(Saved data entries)
···
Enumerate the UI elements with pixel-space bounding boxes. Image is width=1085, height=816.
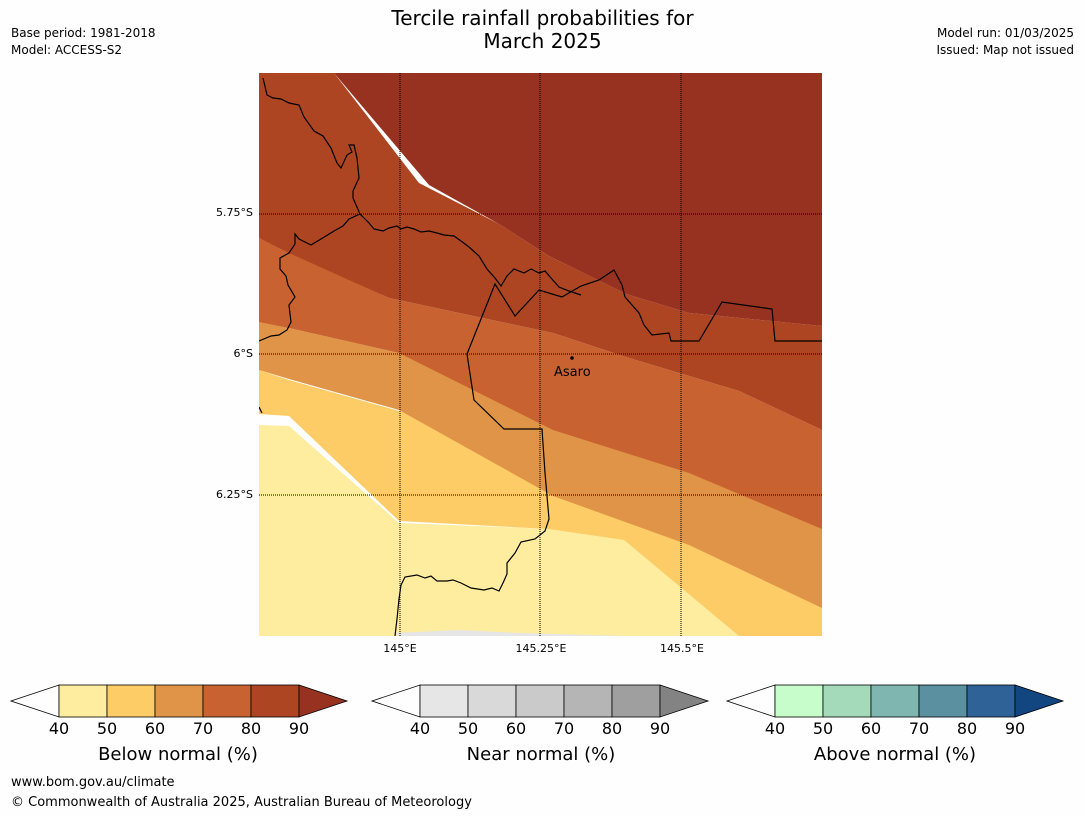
colorbar-below-extend-min	[9, 684, 60, 718]
cb-below-tick: 80	[240, 719, 262, 738]
boundary-east	[561, 269, 822, 342]
colorbar-above-70-80	[918, 684, 968, 718]
colorbar-below-80-90	[250, 684, 300, 718]
footer-url[interactable]: www.bom.gov.au/climate	[11, 775, 175, 790]
colorbar-above-extend-min	[725, 684, 776, 718]
cb-above-tick: 70	[908, 719, 930, 738]
lat-label-6-25s: 6.25°S	[216, 488, 253, 501]
colorbar-above-40-50	[774, 684, 824, 718]
cb-near-tick: 50	[457, 719, 479, 738]
colorbar-near-40-50	[419, 684, 469, 718]
asaro-label: Asaro	[554, 365, 591, 380]
colorbar-near-extend-min	[370, 684, 421, 718]
small-grey-patch	[394, 630, 626, 636]
boundary-south	[394, 282, 563, 636]
colorbar-below-extend-max	[298, 684, 349, 718]
footer-copyright: © Commonwealth of Australia 2025, Austra…	[11, 795, 472, 810]
header-left: Base period: 1981-2018 Model: ACCESS-S2	[11, 25, 156, 59]
boundary-west	[259, 213, 361, 342]
boundary-stub	[259, 406, 263, 414]
colorbar-below-60-70	[154, 684, 204, 718]
colorbar-near	[370, 684, 710, 718]
cb-above-tick: 50	[812, 719, 834, 738]
colorbar-above-80-90	[966, 684, 1016, 718]
cb-near-tick: 80	[601, 719, 623, 738]
asaro-marker	[570, 356, 574, 360]
legend-below-title: Below normal (%)	[98, 744, 258, 765]
cb-below-tick: 90	[288, 719, 310, 738]
cb-below-tick: 50	[96, 719, 118, 738]
colorbar-below-70-80	[202, 684, 252, 718]
colorbar-above-extend-max	[1014, 684, 1065, 718]
colorbar-near-70-80	[563, 684, 613, 718]
colorbar-near-80-90	[611, 684, 661, 718]
rainfall-map[interactable]: Asaro	[259, 73, 822, 636]
cb-above-tick: 80	[956, 719, 978, 738]
map-canvas: Asaro	[259, 73, 822, 636]
header-right: Model run: 01/03/2025 Issued: Map not is…	[936, 25, 1074, 59]
legend-near-title: Near normal (%)	[466, 744, 616, 765]
cb-near-tick: 70	[553, 719, 575, 738]
model-name: Model: ACCESS-S2	[11, 43, 123, 57]
colorbar-below-40-50	[58, 684, 108, 718]
cb-below-tick: 40	[48, 719, 70, 738]
base-period: Base period: 1981-2018	[11, 26, 156, 40]
lat-label-5-75s: 5.75°S	[216, 206, 253, 219]
cb-near-tick: 90	[649, 719, 671, 738]
lon-label-145-5e: 145.5°E	[660, 642, 704, 655]
model-run: Model run: 01/03/2025	[936, 26, 1074, 40]
colorbar-below-50-60	[106, 684, 156, 718]
boundary-north	[262, 77, 582, 296]
lat-label-6s: 6°S	[233, 347, 253, 360]
colorbar-above-50-60	[822, 684, 872, 718]
colorbar-above	[725, 684, 1065, 718]
colorbar-near-50-60	[467, 684, 517, 718]
cb-near-tick: 60	[505, 719, 527, 738]
lon-label-145e: 145°E	[383, 642, 417, 655]
colorbar-near-60-70	[515, 684, 565, 718]
legend-above-title: Above normal (%)	[813, 744, 977, 765]
map-title: Tercile rainfall probabilities for March…	[0, 7, 1085, 53]
colorbar-near-extend-max	[659, 684, 710, 718]
cb-above-tick: 90	[1004, 719, 1026, 738]
lon-label-145-25e: 145.25°E	[515, 642, 567, 655]
legend-near-normal	[370, 684, 711, 722]
cb-below-tick: 70	[192, 719, 214, 738]
cb-below-tick: 60	[144, 719, 166, 738]
issued-status: Issued: Map not issued	[936, 43, 1074, 57]
colorbar-above-60-70	[870, 684, 920, 718]
title-line-1: Tercile rainfall probabilities for	[391, 6, 694, 30]
colorbar-below	[9, 684, 349, 718]
band-below-90	[334, 73, 822, 326]
cb-above-tick: 60	[860, 719, 882, 738]
legend-below-normal	[9, 684, 350, 722]
legend-above-normal	[725, 684, 1066, 722]
title-line-2: March 2025	[483, 29, 602, 53]
cb-near-tick: 40	[409, 719, 431, 738]
band-below-60	[259, 321, 822, 608]
cb-above-tick: 40	[764, 719, 786, 738]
···
Copy every line of the entries above without changing anything. Leave out the picture.

Enumerate the UI elements with pixel-space bounding boxes. Image is width=1085, height=816.
colorbar-below-extend-min	[9, 684, 60, 718]
cb-below-tick: 80	[240, 719, 262, 738]
boundary-east	[561, 269, 822, 342]
colorbar-above-70-80	[918, 684, 968, 718]
colorbar-below-80-90	[250, 684, 300, 718]
footer-url[interactable]: www.bom.gov.au/climate	[11, 775, 175, 790]
colorbar-above-extend-min	[725, 684, 776, 718]
cb-above-tick: 70	[908, 719, 930, 738]
lat-label-6-25s: 6.25°S	[216, 488, 253, 501]
colorbar-above-40-50	[774, 684, 824, 718]
cb-near-tick: 50	[457, 719, 479, 738]
colorbar-near-40-50	[419, 684, 469, 718]
asaro-label: Asaro	[554, 365, 591, 380]
colorbar-near-extend-min	[370, 684, 421, 718]
small-grey-patch	[394, 630, 626, 636]
boundary-south	[394, 282, 563, 636]
colorbar-below-extend-max	[298, 684, 349, 718]
footer-copyright: © Commonwealth of Australia 2025, Austra…	[11, 795, 472, 810]
header-left: Base period: 1981-2018 Model: ACCESS-S2	[11, 25, 156, 59]
boundary-west	[259, 213, 361, 342]
boundary-stub	[259, 406, 263, 414]
colorbar-below-60-70	[154, 684, 204, 718]
colorbar-near	[370, 684, 710, 718]
cb-above-tick: 50	[812, 719, 834, 738]
colorbar-above-80-90	[966, 684, 1016, 718]
cb-near-tick: 80	[601, 719, 623, 738]
asaro-marker	[570, 356, 574, 360]
legend-below-title: Below normal (%)	[98, 744, 258, 765]
cb-below-tick: 90	[288, 719, 310, 738]
cb-below-tick: 50	[96, 719, 118, 738]
colorbar-below-70-80	[202, 684, 252, 718]
colorbar-above-extend-max	[1014, 684, 1065, 718]
colorbar-near-70-80	[563, 684, 613, 718]
colorbar-near-80-90	[611, 684, 661, 718]
rainfall-map[interactable]: Asaro	[259, 73, 822, 636]
cb-above-tick: 80	[956, 719, 978, 738]
map-canvas: Asaro	[259, 73, 822, 636]
header-right: Model run: 01/03/2025 Issued: Map not is…	[936, 25, 1074, 59]
legend-near-title: Near normal (%)	[466, 744, 616, 765]
cb-near-tick: 70	[553, 719, 575, 738]
model-name: Model: ACCESS-S2	[11, 43, 123, 57]
colorbar-below-40-50	[58, 684, 108, 718]
cb-below-tick: 40	[48, 719, 70, 738]
base-period: Base period: 1981-2018	[11, 26, 156, 40]
lat-label-5-75s: 5.75°S	[216, 206, 253, 219]
cb-near-tick: 90	[649, 719, 671, 738]
lon-label-145-5e: 145.5°E	[660, 642, 704, 655]
model-run: Model run: 01/03/2025	[936, 26, 1074, 40]
colorbar-below-50-60	[106, 684, 156, 718]
boundary-north	[262, 77, 582, 296]
lat-label-6s: 6°S	[233, 347, 253, 360]
colorbar-above-50-60	[822, 684, 872, 718]
colorbar-above	[725, 684, 1065, 718]
colorbar-near-50-60	[467, 684, 517, 718]
cb-near-tick: 60	[505, 719, 527, 738]
lon-label-145e: 145°E	[383, 642, 417, 655]
colorbar-near-60-70	[515, 684, 565, 718]
legend-above-title: Above normal (%)	[813, 744, 977, 765]
map-title: Tercile rainfall probabilities for March…	[0, 7, 1085, 53]
colorbar-near-extend-max	[659, 684, 710, 718]
cb-above-tick: 90	[1004, 719, 1026, 738]
lon-label-145-25e: 145.25°E	[515, 642, 567, 655]
legend-near-normal	[370, 684, 711, 722]
cb-below-tick: 70	[192, 719, 214, 738]
cb-below-tick: 60	[144, 719, 166, 738]
issued-status: Issued: Map not issued	[936, 43, 1074, 57]
colorbar-above-60-70	[870, 684, 920, 718]
title-line-1: Tercile rainfall probabilities for	[391, 6, 694, 30]
colorbar-below	[9, 684, 349, 718]
band-below-90	[334, 73, 822, 326]
cb-above-tick: 60	[860, 719, 882, 738]
legend-below-normal	[9, 684, 350, 722]
legend-above-normal	[725, 684, 1066, 722]
title-line-2: March 2025	[483, 29, 602, 53]
cb-near-tick: 40	[409, 719, 431, 738]
band-below-60	[259, 321, 822, 608]
cb-above-tick: 40	[764, 719, 786, 738]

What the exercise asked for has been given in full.